(Records that describe figures)
++++++++++
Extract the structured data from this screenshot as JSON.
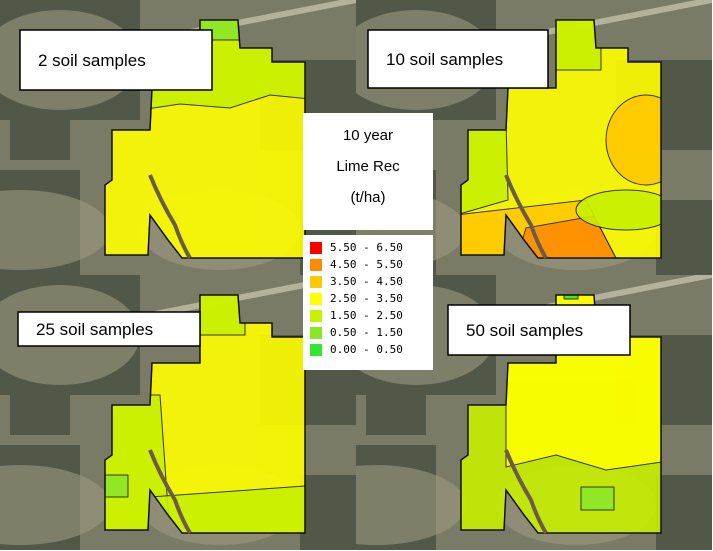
{
  "panels": [
    {
      "label": "2 soil samples"
    },
    {
      "label": "10 soil samples"
    },
    {
      "label": "25 soil samples"
    },
    {
      "label": "50 soil samples"
    }
  ],
  "legend": {
    "title": [
      "10 year",
      "Lime Rec",
      "(t/ha)"
    ],
    "items": [
      {
        "label": "5.50 - 6.50",
        "color": "#ff0000"
      },
      {
        "label": "4.50 - 5.50",
        "color": "#ff8c00"
      },
      {
        "label": "3.50 - 4.50",
        "color": "#ffc800"
      },
      {
        "label": "2.50 - 3.50",
        "color": "#ffff00"
      },
      {
        "label": "1.50 - 2.50",
        "color": "#c8f000"
      },
      {
        "label": "0.50 - 1.50",
        "color": "#8ce628"
      },
      {
        "label": "0.00 - 0.50",
        "color": "#32e632"
      }
    ]
  }
}
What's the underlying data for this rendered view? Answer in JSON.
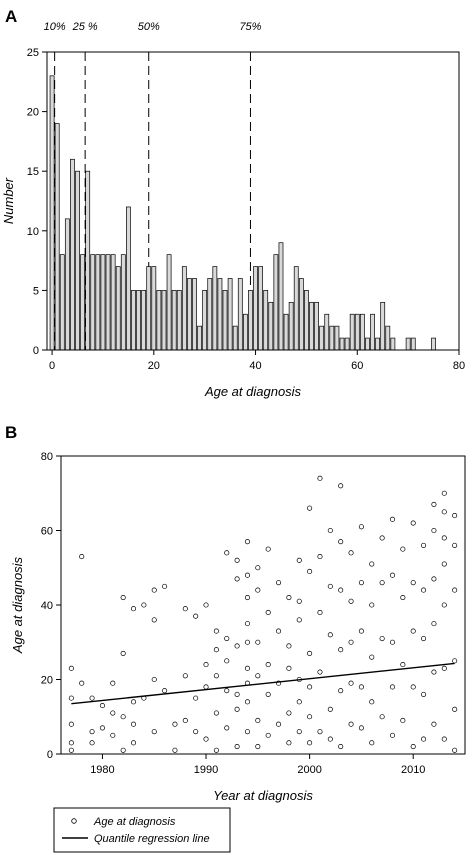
{
  "chart_data": [
    {
      "panel": "A",
      "type": "bar",
      "xlabel": "Age at diagnosis",
      "ylabel": "Number",
      "xlim": [
        -1,
        80
      ],
      "ylim": [
        0,
        25
      ],
      "xticks": [
        0,
        20,
        40,
        60,
        80
      ],
      "yticks": [
        0,
        5,
        10,
        15,
        20,
        25
      ],
      "percentiles": [
        {
          "label": "10%",
          "x": 0.5
        },
        {
          "label": "25 %",
          "x": 6.5
        },
        {
          "label": "50%",
          "x": 19
        },
        {
          "label": "75%",
          "x": 39
        }
      ],
      "bin_width": 0.8,
      "x": [
        0,
        1,
        2,
        3,
        4,
        5,
        6,
        7,
        8,
        9,
        10,
        11,
        12,
        13,
        14,
        15,
        16,
        17,
        18,
        19,
        20,
        21,
        22,
        23,
        24,
        25,
        26,
        27,
        28,
        29,
        30,
        31,
        32,
        33,
        34,
        35,
        36,
        37,
        38,
        39,
        40,
        41,
        42,
        43,
        44,
        45,
        46,
        47,
        48,
        49,
        50,
        51,
        52,
        53,
        54,
        55,
        56,
        57,
        58,
        59,
        60,
        61,
        62,
        63,
        64,
        65,
        66,
        67,
        70,
        71,
        75
      ],
      "values": [
        23,
        19,
        8,
        11,
        16,
        15,
        8,
        15,
        8,
        8,
        8,
        8,
        8,
        7,
        8,
        12,
        5,
        5,
        5,
        7,
        7,
        5,
        5,
        8,
        5,
        5,
        7,
        6,
        6,
        2,
        5,
        6,
        7,
        6,
        5,
        6,
        2,
        6,
        3,
        5,
        7,
        7,
        5,
        4,
        8,
        9,
        3,
        4,
        7,
        6,
        5,
        4,
        4,
        2,
        3,
        2,
        2,
        1,
        1,
        3,
        3,
        3,
        1,
        3,
        1,
        4,
        2,
        1,
        1,
        1,
        1
      ]
    },
    {
      "panel": "B",
      "type": "scatter",
      "xlabel": "Year at diagnosis",
      "ylabel": "Age at diagnosis",
      "xlim": [
        1976,
        2015
      ],
      "ylim": [
        0,
        80
      ],
      "xticks": [
        1980,
        1990,
        2000,
        2010
      ],
      "yticks": [
        0,
        20,
        40,
        60,
        80
      ],
      "legend": [
        "Age at diagnosis",
        "Quantile regression line"
      ],
      "regression_line": {
        "x": [
          1977,
          2014
        ],
        "y": [
          13.5,
          24.3
        ]
      },
      "points_x": [
        1977,
        1977,
        1977,
        1977,
        1977,
        1978,
        1978,
        1979,
        1979,
        1979,
        1980,
        1980,
        1981,
        1981,
        1981,
        1982,
        1982,
        1982,
        1982,
        1983,
        1983,
        1983,
        1983,
        1984,
        1984,
        1985,
        1985,
        1985,
        1985,
        1986,
        1986,
        1987,
        1987,
        1988,
        1988,
        1988,
        1989,
        1989,
        1989,
        1990,
        1990,
        1990,
        1990,
        1991,
        1991,
        1991,
        1991,
        1991,
        1992,
        1992,
        1992,
        1992,
        1992,
        1993,
        1993,
        1993,
        1993,
        1993,
        1993,
        1994,
        1994,
        1994,
        1994,
        1994,
        1994,
        1994,
        1994,
        1994,
        1995,
        1995,
        1995,
        1995,
        1995,
        1995,
        1996,
        1996,
        1996,
        1996,
        1996,
        1997,
        1997,
        1997,
        1997,
        1998,
        1998,
        1998,
        1998,
        1998,
        1999,
        1999,
        1999,
        1999,
        1999,
        1999,
        2000,
        2000,
        2000,
        2000,
        2000,
        2000,
        2001,
        2001,
        2001,
        2001,
        2001,
        2002,
        2002,
        2002,
        2002,
        2002,
        2003,
        2003,
        2003,
        2003,
        2003,
        2003,
        2004,
        2004,
        2004,
        2004,
        2004,
        2005,
        2005,
        2005,
        2005,
        2005,
        2006,
        2006,
        2006,
        2006,
        2006,
        2007,
        2007,
        2007,
        2007,
        2008,
        2008,
        2008,
        2008,
        2008,
        2009,
        2009,
        2009,
        2009,
        2010,
        2010,
        2010,
        2010,
        2010,
        2011,
        2011,
        2011,
        2011,
        2011,
        2012,
        2012,
        2012,
        2012,
        2012,
        2012,
        2013,
        2013,
        2013,
        2013,
        2013,
        2013,
        2013,
        2014,
        2014,
        2014,
        2014,
        2014,
        2014
      ],
      "points_y": [
        23,
        15,
        8,
        3,
        1,
        53,
        19,
        15,
        6,
        3,
        7,
        13,
        19,
        11,
        5,
        42,
        27,
        1,
        10,
        39,
        14,
        8,
        3,
        40,
        15,
        36,
        44,
        6,
        20,
        45,
        17,
        8,
        1,
        39,
        21,
        9,
        37,
        15,
        6,
        40,
        24,
        18,
        4,
        33,
        28,
        21,
        11,
        1,
        54,
        31,
        25,
        17,
        7,
        52,
        47,
        29,
        16,
        12,
        2,
        57,
        48,
        42,
        35,
        30,
        23,
        19,
        14,
        6,
        50,
        44,
        30,
        21,
        9,
        2,
        55,
        38,
        24,
        16,
        5,
        46,
        33,
        19,
        8,
        42,
        29,
        23,
        11,
        3,
        52,
        41,
        36,
        20,
        14,
        6,
        66,
        49,
        27,
        18,
        10,
        3,
        74,
        53,
        38,
        22,
        6,
        60,
        45,
        32,
        12,
        4,
        72,
        57,
        44,
        28,
        17,
        2,
        54,
        41,
        30,
        19,
        8,
        61,
        46,
        33,
        18,
        7,
        51,
        40,
        26,
        14,
        3,
        58,
        46,
        31,
        10,
        63,
        48,
        30,
        18,
        5,
        55,
        42,
        24,
        9,
        62,
        46,
        33,
        18,
        2,
        56,
        44,
        31,
        16,
        4,
        67,
        60,
        47,
        35,
        22,
        8,
        70,
        65,
        58,
        51,
        40,
        23,
        4,
        64,
        56,
        44,
        25,
        12,
        1
      ]
    }
  ]
}
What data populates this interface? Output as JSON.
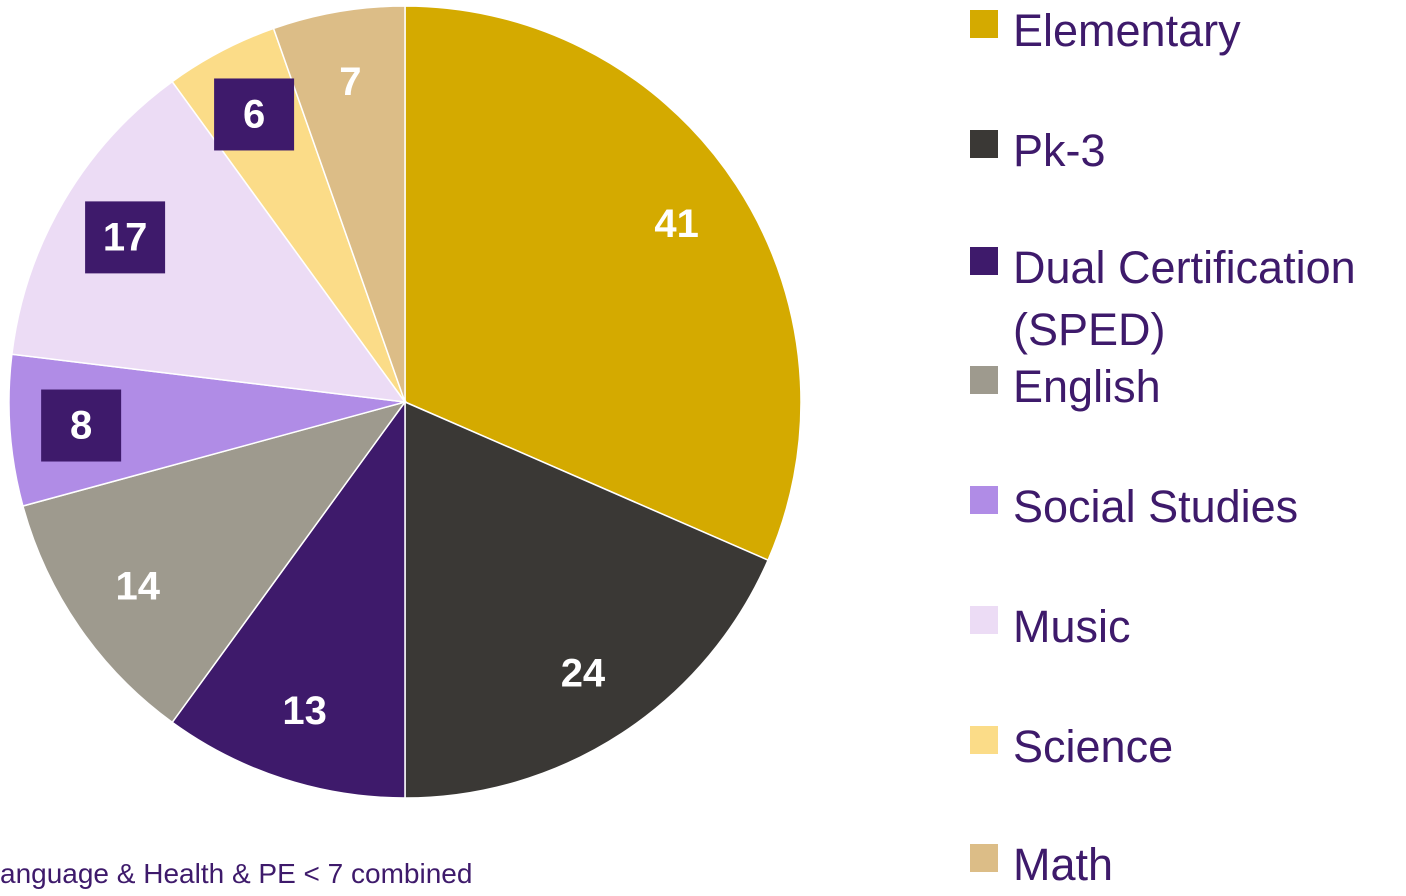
++++++++++
▶ **Problem to work on**
Repeat each record exactly, with the pictures left out.

▶ **Problem solution**
Extract the structured data from this screenshot as JSON.
{
  "panels": [
    {
      "label": "2 soil samples"
    },
    {
      "label": "10 soil samples"
    },
    {
      "label": "25 soil samples"
    },
    {
      "label": "50 soil samples"
    }
  ],
  "legend": {
    "title": [
      "10 year",
      "Lime Rec",
      "(t/ha)"
    ],
    "items": [
      {
        "label": "5.50 - 6.50",
        "color": "#ff0000"
      },
      {
        "label": "4.50 - 5.50",
        "color": "#ff8c00"
      },
      {
        "label": "3.50 - 4.50",
        "color": "#ffc800"
      },
      {
        "label": "2.50 - 3.50",
        "color": "#ffff00"
      },
      {
        "label": "1.50 - 2.50",
        "color": "#c8f000"
      },
      {
        "label": "0.50 - 1.50",
        "color": "#8ce628"
      },
      {
        "label": "0.00 - 0.50",
        "color": "#32e632"
      }
    ]
  }
}
What's the underlying data for this rendered view? Answer in JSON.
{
  "chart_data": [
    {
      "panel": "A",
      "type": "bar",
      "xlabel": "Age at diagnosis",
      "ylabel": "Number",
      "xlim": [
        -1,
        80
      ],
      "ylim": [
        0,
        25
      ],
      "xticks": [
        0,
        20,
        40,
        60,
        80
      ],
      "yticks": [
        0,
        5,
        10,
        15,
        20,
        25
      ],
      "percentiles": [
        {
          "label": "10%",
          "x": 0.5
        },
        {
          "label": "25 %",
          "x": 6.5
        },
        {
          "label": "50%",
          "x": 19
        },
        {
          "label": "75%",
          "x": 39
        }
      ],
      "bin_width": 0.8,
      "x": [
        0,
        1,
        2,
        3,
        4,
        5,
        6,
        7,
        8,
        9,
        10,
        11,
        12,
        13,
        14,
        15,
        16,
        17,
        18,
        19,
        20,
        21,
        22,
        23,
        24,
        25,
        26,
        27,
        28,
        29,
        30,
        31,
        32,
        33,
        34,
        35,
        36,
        37,
        38,
        39,
        40,
        41,
        42,
        43,
        44,
        45,
        46,
        47,
        48,
        49,
        50,
        51,
        52,
        53,
        54,
        55,
        56,
        57,
        58,
        59,
        60,
        61,
        62,
        63,
        64,
        65,
        66,
        67,
        70,
        71,
        75
      ],
      "values": [
        23,
        19,
        8,
        11,
        16,
        15,
        8,
        15,
        8,
        8,
        8,
        8,
        8,
        7,
        8,
        12,
        5,
        5,
        5,
        7,
        7,
        5,
        5,
        8,
        5,
        5,
        7,
        6,
        6,
        2,
        5,
        6,
        7,
        6,
        5,
        6,
        2,
        6,
        3,
        5,
        7,
        7,
        5,
        4,
        8,
        9,
        3,
        4,
        7,
        6,
        5,
        4,
        4,
        2,
        3,
        2,
        2,
        1,
        1,
        3,
        3,
        3,
        1,
        3,
        1,
        4,
        2,
        1,
        1,
        1,
        1
      ]
    },
    {
      "panel": "B",
      "type": "scatter",
      "xlabel": "Year at diagnosis",
      "ylabel": "Age at diagnosis",
      "xlim": [
        1976,
        2015
      ],
      "ylim": [
        0,
        80
      ],
      "xticks": [
        1980,
        1990,
        2000,
        2010
      ],
      "yticks": [
        0,
        20,
        40,
        60,
        80
      ],
      "legend": [
        "Age at diagnosis",
        "Quantile regression line"
      ],
      "regression_line": {
        "x": [
          1977,
          2014
        ],
        "y": [
          13.5,
          24.3
        ]
      },
      "points_x": [
        1977,
        1977,
        1977,
        1977,
        1977,
        1978,
        1978,
        1979,
        1979,
        1979,
        1980,
        1980,
        1981,
        1981,
        1981,
        1982,
        1982,
        1982,
        1982,
        1983,
        1983,
        1983,
        1983,
        1984,
        1984,
        1985,
        1985,
        1985,
        1985,
        1986,
        1986,
        1987,
        1987,
        1988,
        1988,
        1988,
        1989,
        1989,
        1989,
        1990,
        1990,
        1990,
        1990,
        1991,
        1991,
        1991,
        1991,
        1991,
        1992,
        1992,
        1992,
        1992,
        1992,
        1993,
        1993,
        1993,
        1993,
        1993,
        1993,
        1994,
        1994,
        1994,
        1994,
        1994,
        1994,
        1994,
        1994,
        1994,
        1995,
        1995,
        1995,
        1995,
        1995,
        1995,
        1996,
        1996,
        1996,
        1996,
        1996,
        1997,
        1997,
        1997,
        1997,
        1998,
        1998,
        1998,
        1998,
        1998,
        1999,
        1999,
        1999,
        1999,
        1999,
        1999,
        2000,
        2000,
        2000,
        2000,
        2000,
        2000,
        2001,
        2001,
        2001,
        2001,
        2001,
        2002,
        2002,
        2002,
        2002,
        2002,
        2003,
        2003,
        2003,
        2003,
        2003,
        2003,
        2004,
        2004,
        2004,
        2004,
        2004,
        2005,
        2005,
        2005,
        2005,
        2005,
        2006,
        2006,
        2006,
        2006,
        2006,
        2007,
        2007,
        2007,
        2007,
        2008,
        2008,
        2008,
        2008,
        2008,
        2009,
        2009,
        2009,
        2009,
        2010,
        2010,
        2010,
        2010,
        2010,
        2011,
        2011,
        2011,
        2011,
        2011,
        2012,
        2012,
        2012,
        2012,
        2012,
        2012,
        2013,
        2013,
        2013,
        2013,
        2013,
        2013,
        2013,
        2014,
        2014,
        2014,
        2014,
        2014,
        2014
      ],
      "points_y": [
        23,
        15,
        8,
        3,
        1,
        53,
        19,
        15,
        6,
        3,
        7,
        13,
        19,
        11,
        5,
        42,
        27,
        1,
        10,
        39,
        14,
        8,
        3,
        40,
        15,
        36,
        44,
        6,
        20,
        45,
        17,
        8,
        1,
        39,
        21,
        9,
        37,
        15,
        6,
        40,
        24,
        18,
        4,
        33,
        28,
        21,
        11,
        1,
        54,
        31,
        25,
        17,
        7,
        52,
        47,
        29,
        16,
        12,
        2,
        57,
        48,
        42,
        35,
        30,
        23,
        19,
        14,
        6,
        50,
        44,
        30,
        21,
        9,
        2,
        55,
        38,
        24,
        16,
        5,
        46,
        33,
        19,
        8,
        42,
        29,
        23,
        11,
        3,
        52,
        41,
        36,
        20,
        14,
        6,
        66,
        49,
        27,
        18,
        10,
        3,
        74,
        53,
        38,
        22,
        6,
        60,
        45,
        32,
        12,
        4,
        72,
        57,
        44,
        28,
        17,
        2,
        54,
        41,
        30,
        19,
        8,
        61,
        46,
        33,
        18,
        7,
        51,
        40,
        26,
        14,
        3,
        58,
        46,
        31,
        10,
        63,
        48,
        30,
        18,
        5,
        55,
        42,
        24,
        9,
        62,
        46,
        33,
        18,
        2,
        56,
        44,
        31,
        16,
        4,
        67,
        60,
        47,
        35,
        22,
        8,
        70,
        65,
        58,
        51,
        40,
        23,
        4,
        64,
        56,
        44,
        25,
        12,
        1
      ]
    }
  ]
}
What data populates this interface? Output as JSON.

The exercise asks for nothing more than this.